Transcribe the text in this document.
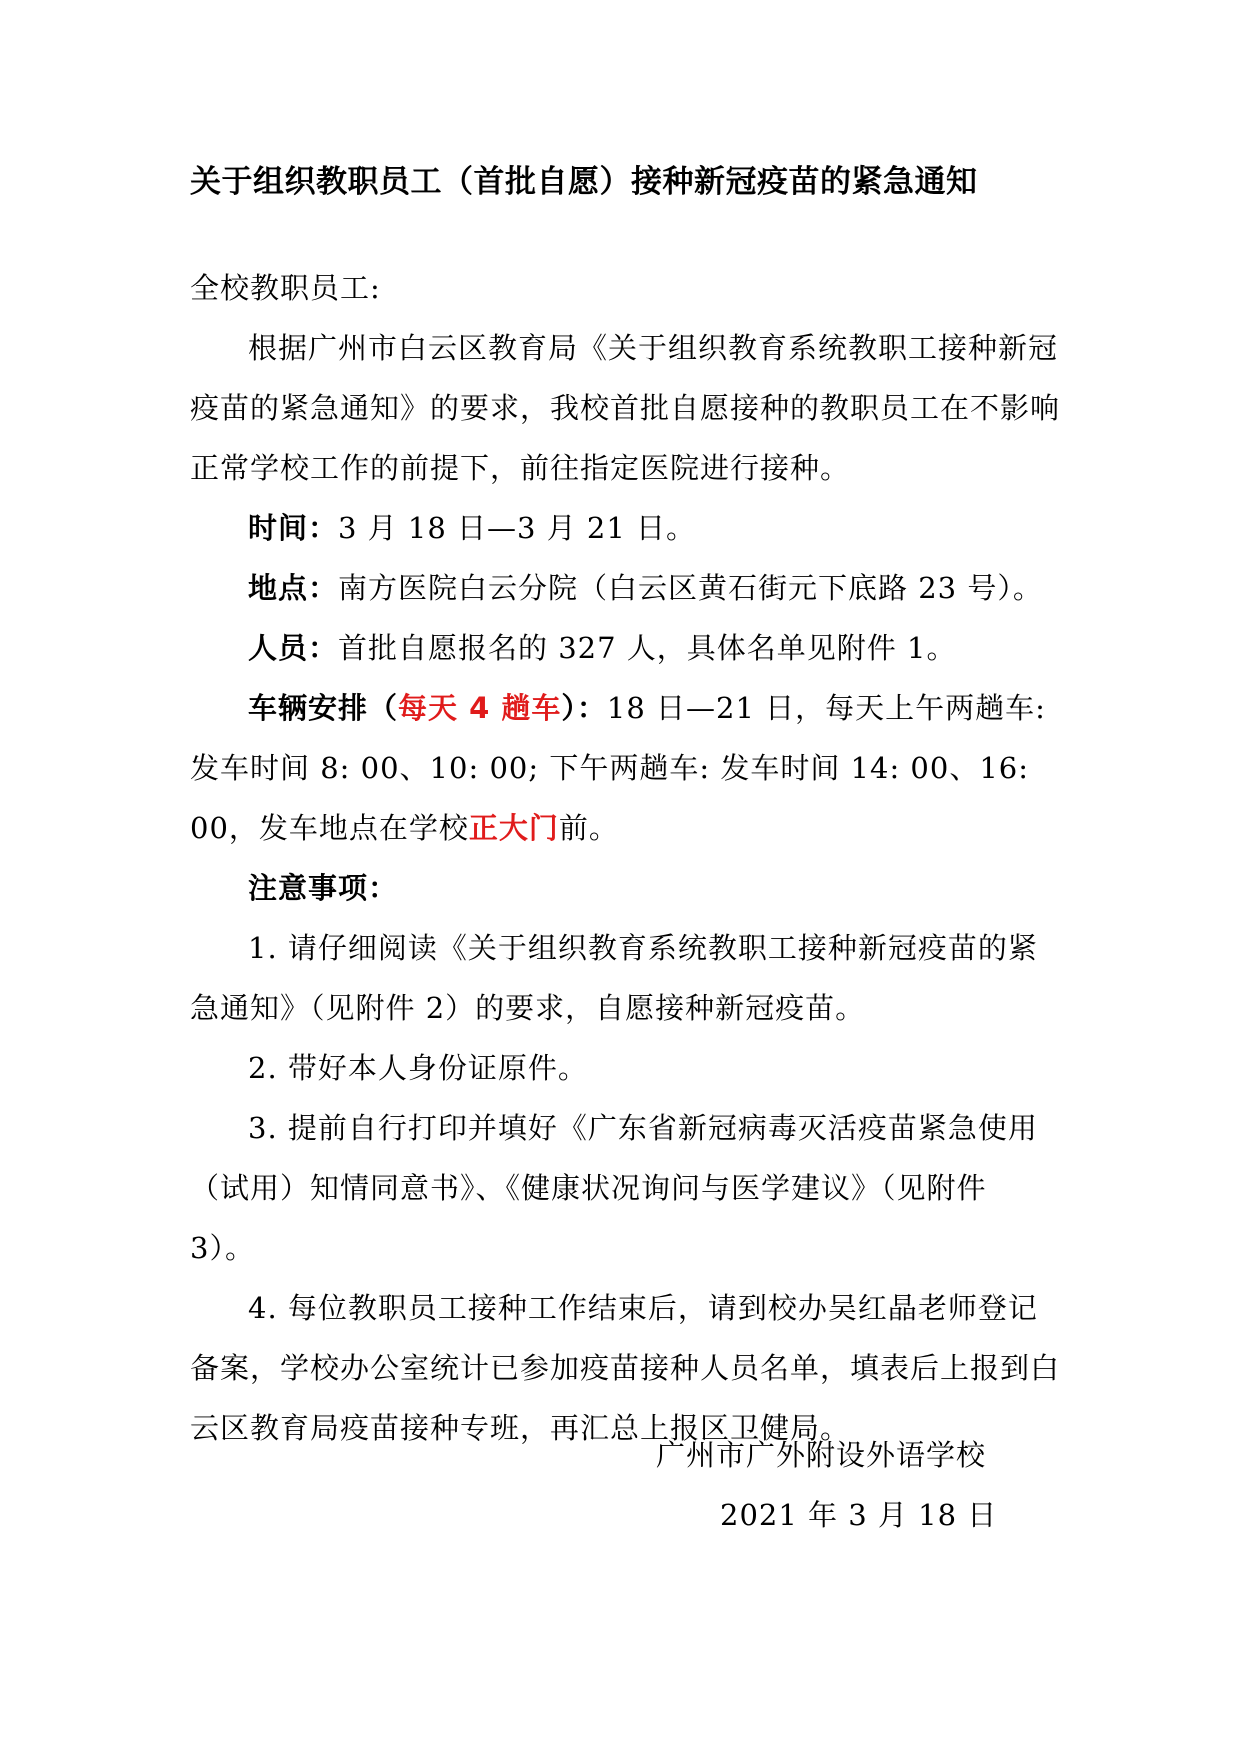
关于组织教职员工（首批自愿）接种新冠疫苗的紧急通知

全校教职员工:

根据广州市白云区教育局《关于组织教育系统教职工接种新冠疫苗的紧急通知》的要求，我校首批自愿接种的教职员工在不影响正常学校工作的前提下，前往指定医院进行接种。

时间：3 月 18 日—3 月 21 日。

地点：南方医院白云分院（白云区黄石街元下底路 23 号）。

人员：首批自愿报名的 327 人，具体名单见附件 1。

车辆安排（每天 4 趟车）：18 日—21 日，每天上午两趟车: 发车时间 8: 00、10: 00; 下午两趟车: 发车时间 14: 00、16: 00，发车地点在学校正大门前。

注意事项：

1. 请仔细阅读《关于组织教育系统教职工接种新冠疫苗的紧急通知》（见附件 2）的要求，自愿接种新冠疫苗。

2. 带好本人身份证原件。

3. 提前自行打印并填好《广东省新冠病毒灭活疫苗紧急使用（试用）知情同意书》、《健康状况询问与医学建议》（见附件 3）。

4. 每位教职员工接种工作结束后，请到校办吴红晶老师登记备案，学校办公室统计已参加疫苗接种人员名单，填表后上报到白云区教育局疫苗接种专班，再汇总上报区卫健局。

广州市广外附设外语学校
2021 年 3 月 18 日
================================
**Directive**
Omit every picture while copying the listing above exactly.

**Solution to this exercise**
Transcribe the text in this document.
关于组织教职员工（首批自愿）接种新冠疫苗的紧急通知

全校教职员工:

根据广州市白云区教育局《关于组织教育系统教职工接种新冠疫苗的紧急通知》的要求，我校首批自愿接种的教职员工在不影响正常学校工作的前提下，前往指定医院进行接种。

时间：3 月 18 日—3 月 21 日。

地点：南方医院白云分院（白云区黄石街元下底路 23 号）。

人员：首批自愿报名的 327 人，具体名单见附件 1。

车辆安排（每天 4 趟车）：18 日—21 日，每天上午两趟车: 发车时间 8: 00、10: 00; 下午两趟车: 发车时间 14: 00、16: 00，发车地点在学校正大门前。

注意事项：

1. 请仔细阅读《关于组织教育系统教职工接种新冠疫苗的紧急通知》（见附件 2）的要求，自愿接种新冠疫苗。

2. 带好本人身份证原件。

3. 提前自行打印并填好《广东省新冠病毒灭活疫苗紧急使用（试用）知情同意书》、《健康状况询问与医学建议》（见附件 3）。

4. 每位教职员工接种工作结束后，请到校办吴红晶老师登记备案，学校办公室统计已参加疫苗接种人员名单，填表后上报到白云区教育局疫苗接种专班，再汇总上报区卫健局。

广州市广外附设外语学校
2021 年 3 月 18 日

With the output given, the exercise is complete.